Document »
Just when you thought it was safe to be an arrogant twentysomething!

The kids get screwed as Mark Burnett mixes things up. Plus: A very scary robin!

Published November 9, 2001 4:03AM (EST)

It is a night of profundity, betrayal, justice and intellectual challenge on "Survivor."

We see terrible elephants, graceful zebras and a menacing, um, robin redbreast. There are unexpected surprises, including one we'd never seen on "Survivor" before.

There are goats, and Jeff Probst in a cowboy hat.

Oh, yeah: Plus Lindsey gets a big old tick biting into her ass!

- - - - - - - - - - - -

Emotions run deep tonight, on the most confusing "Survivor" yet.

There's something delightful about seeing Brandon, the scornful, useless gay bartender from L.A., whining about the annoying, bitchy women he pledged his troth to in the Samburu tribe two weeks ago.

Last week, the divisions in the camp coalesced, and we watched as the four lazy youngsters -- Brandon, indistinct Kim, the searchingly annoying Lindsey and the stolid and unimaginative Silas -- started picking off the oldsters. Last week they kicked off Linda, the fortysomething from Harvard, and had their sights on Frank, the Regular Army martinet, and Teresa, the go-getter from Florida, in upcoming weeks.

We have to say it looked like "Survivor" wasn't going anywhere. The Samburu were hopelessly lame. Anything could happen, of course -- Brandon, we speculated happily one evening, could stomp off in a huff some day, be kidnapped by a band of passing predators , be spirited into Tanzania and live out his days as a baboon love slave in the Serengeti -- but it seemed as if the weakened and hapless Samburu would just keep losing challenges. It would then go into the merger of the two teams the smaller, and be matter-of-factly eaten by the rampant and focused Boran.

This would be satisfying, but we guess that Mark Burnett, too, found it a little too predictable.

Was his response legitimate?

- - - - - - - - - - - -

Boy, does life suck in Samburu. It's like a live version of the episode in "The Twilight Zone Movie" where the little boy with psychic powers holds life or death power over his family. He at least was cute.

The ruling Taliban of Samburu are by contrast unappetizing youthful specimens of bitchicus twiticus.

Via the night-vision camera we can see the six remaining Samburu fighting wildly back at their camp after the tribal council in which Linda was walked off the plank. Frank and Teresa are unrepentant. The kids had wanted the oldsters to vote again for Lindsey, who already had votes against her. (The stray votes can matter later on in the show in the event of ties; the kids' logic was that it would keep the risk centered on one tribe member after the merge.)

List of tasks »
(a) In the Survivor recap, which Samburu tribe member was voted off the previous week?
(b) From the records, print the lines starting at the one that contains "folder-icon (158, 265, 184, 287)" and ending after the one that contains "details-header[interactable]: 详细信息 ︾".
The records have no connection to the Survivor recap above.

Exercise materials »

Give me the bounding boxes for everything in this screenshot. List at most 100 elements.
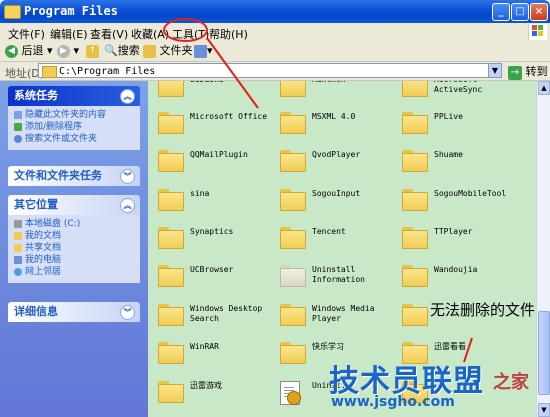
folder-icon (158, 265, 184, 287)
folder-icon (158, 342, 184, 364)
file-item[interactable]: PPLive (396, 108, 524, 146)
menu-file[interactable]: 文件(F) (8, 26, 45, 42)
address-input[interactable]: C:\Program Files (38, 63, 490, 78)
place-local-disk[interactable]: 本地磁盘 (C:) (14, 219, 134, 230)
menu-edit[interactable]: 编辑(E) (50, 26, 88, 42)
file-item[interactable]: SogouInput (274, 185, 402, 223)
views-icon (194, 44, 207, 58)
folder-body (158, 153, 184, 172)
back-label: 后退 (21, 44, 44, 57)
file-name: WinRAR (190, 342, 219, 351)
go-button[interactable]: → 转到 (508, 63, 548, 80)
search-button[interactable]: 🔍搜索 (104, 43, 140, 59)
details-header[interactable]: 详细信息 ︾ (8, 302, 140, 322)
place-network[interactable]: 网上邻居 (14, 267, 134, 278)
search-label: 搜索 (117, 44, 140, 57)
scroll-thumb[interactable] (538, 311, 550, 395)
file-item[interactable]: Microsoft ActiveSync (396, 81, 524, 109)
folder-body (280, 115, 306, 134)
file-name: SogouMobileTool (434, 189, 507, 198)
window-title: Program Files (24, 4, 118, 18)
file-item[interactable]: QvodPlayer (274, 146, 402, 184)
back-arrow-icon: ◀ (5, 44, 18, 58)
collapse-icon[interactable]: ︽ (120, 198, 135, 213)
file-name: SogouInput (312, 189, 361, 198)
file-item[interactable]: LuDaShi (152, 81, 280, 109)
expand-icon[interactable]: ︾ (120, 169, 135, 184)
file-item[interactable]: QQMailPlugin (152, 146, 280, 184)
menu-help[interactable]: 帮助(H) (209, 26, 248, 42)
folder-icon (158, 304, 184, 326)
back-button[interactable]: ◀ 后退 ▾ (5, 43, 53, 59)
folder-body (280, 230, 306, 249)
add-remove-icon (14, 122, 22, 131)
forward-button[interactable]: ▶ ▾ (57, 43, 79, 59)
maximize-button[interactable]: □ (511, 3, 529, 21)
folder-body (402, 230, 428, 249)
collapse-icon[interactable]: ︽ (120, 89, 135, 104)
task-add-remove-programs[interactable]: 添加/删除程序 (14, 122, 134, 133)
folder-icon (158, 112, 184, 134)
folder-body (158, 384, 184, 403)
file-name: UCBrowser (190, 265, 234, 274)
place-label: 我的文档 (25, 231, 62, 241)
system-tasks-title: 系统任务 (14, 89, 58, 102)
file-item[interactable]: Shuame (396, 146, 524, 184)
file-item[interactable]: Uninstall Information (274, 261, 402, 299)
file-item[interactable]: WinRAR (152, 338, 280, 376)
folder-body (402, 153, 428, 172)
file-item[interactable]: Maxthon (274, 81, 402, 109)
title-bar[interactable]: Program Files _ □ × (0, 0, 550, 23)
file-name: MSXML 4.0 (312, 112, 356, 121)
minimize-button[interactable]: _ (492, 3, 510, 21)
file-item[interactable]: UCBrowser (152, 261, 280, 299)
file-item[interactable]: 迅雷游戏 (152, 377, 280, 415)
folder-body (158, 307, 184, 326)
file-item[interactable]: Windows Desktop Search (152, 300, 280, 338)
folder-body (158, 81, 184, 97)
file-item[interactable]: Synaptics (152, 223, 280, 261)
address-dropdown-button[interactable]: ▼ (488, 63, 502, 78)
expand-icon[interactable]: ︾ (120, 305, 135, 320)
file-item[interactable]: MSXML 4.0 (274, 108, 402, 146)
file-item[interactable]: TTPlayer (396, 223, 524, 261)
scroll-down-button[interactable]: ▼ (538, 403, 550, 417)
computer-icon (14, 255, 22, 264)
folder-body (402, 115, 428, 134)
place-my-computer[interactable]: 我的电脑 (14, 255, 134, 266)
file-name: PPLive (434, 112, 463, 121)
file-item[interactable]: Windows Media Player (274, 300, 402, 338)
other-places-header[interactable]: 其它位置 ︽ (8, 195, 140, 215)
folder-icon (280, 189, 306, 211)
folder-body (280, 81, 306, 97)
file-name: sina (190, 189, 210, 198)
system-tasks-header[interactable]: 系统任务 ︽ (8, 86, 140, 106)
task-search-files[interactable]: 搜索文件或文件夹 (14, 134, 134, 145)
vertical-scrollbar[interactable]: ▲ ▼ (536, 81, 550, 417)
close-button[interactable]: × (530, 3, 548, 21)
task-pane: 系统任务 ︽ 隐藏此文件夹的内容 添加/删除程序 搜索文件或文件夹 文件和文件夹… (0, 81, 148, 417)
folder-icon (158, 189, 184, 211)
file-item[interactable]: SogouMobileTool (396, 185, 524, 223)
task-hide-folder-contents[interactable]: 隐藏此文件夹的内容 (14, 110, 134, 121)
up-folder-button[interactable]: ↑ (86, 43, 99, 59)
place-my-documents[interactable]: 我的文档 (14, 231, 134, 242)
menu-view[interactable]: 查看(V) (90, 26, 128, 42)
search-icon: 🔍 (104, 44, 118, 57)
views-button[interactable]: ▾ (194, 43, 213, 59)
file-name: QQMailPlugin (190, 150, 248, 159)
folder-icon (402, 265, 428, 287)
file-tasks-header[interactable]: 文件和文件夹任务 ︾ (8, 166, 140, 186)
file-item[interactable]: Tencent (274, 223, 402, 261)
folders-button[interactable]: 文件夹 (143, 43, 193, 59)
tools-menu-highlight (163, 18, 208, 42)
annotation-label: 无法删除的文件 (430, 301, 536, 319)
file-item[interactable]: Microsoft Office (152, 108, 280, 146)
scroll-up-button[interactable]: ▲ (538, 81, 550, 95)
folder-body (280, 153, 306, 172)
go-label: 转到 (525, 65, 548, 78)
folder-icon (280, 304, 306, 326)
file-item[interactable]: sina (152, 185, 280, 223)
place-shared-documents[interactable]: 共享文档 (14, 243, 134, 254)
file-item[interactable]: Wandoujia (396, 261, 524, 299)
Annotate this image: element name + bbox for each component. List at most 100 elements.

Answers to each task »
(a) Linda, the fortysomething from Harvard.

(b)
folder-icon (158, 265, 184, 287)
folder-icon (158, 342, 184, 364)
file-item[interactable]: PPLive (396, 108, 524, 146)
menu-file[interactable]: 文件(F) (8, 26, 45, 42)
address-input[interactable]: C:\Program Files (38, 63, 490, 78)
place-local-disk[interactable]: 本地磁盘 (C:) (14, 219, 134, 230)
menu-edit[interactable]: 编辑(E) (50, 26, 88, 42)
file-item[interactable]: SogouInput (274, 185, 402, 223)
views-icon (194, 44, 207, 58)
folder-body (158, 153, 184, 172)
back-label: 后退 (21, 44, 44, 57)
file-name: WinRAR (190, 342, 219, 351)
go-button[interactable]: → 转到 (508, 63, 548, 80)
search-button[interactable]: 🔍搜索 (104, 43, 140, 59)
details-header[interactable]: 详细信息 ︾ (8, 302, 140, 322)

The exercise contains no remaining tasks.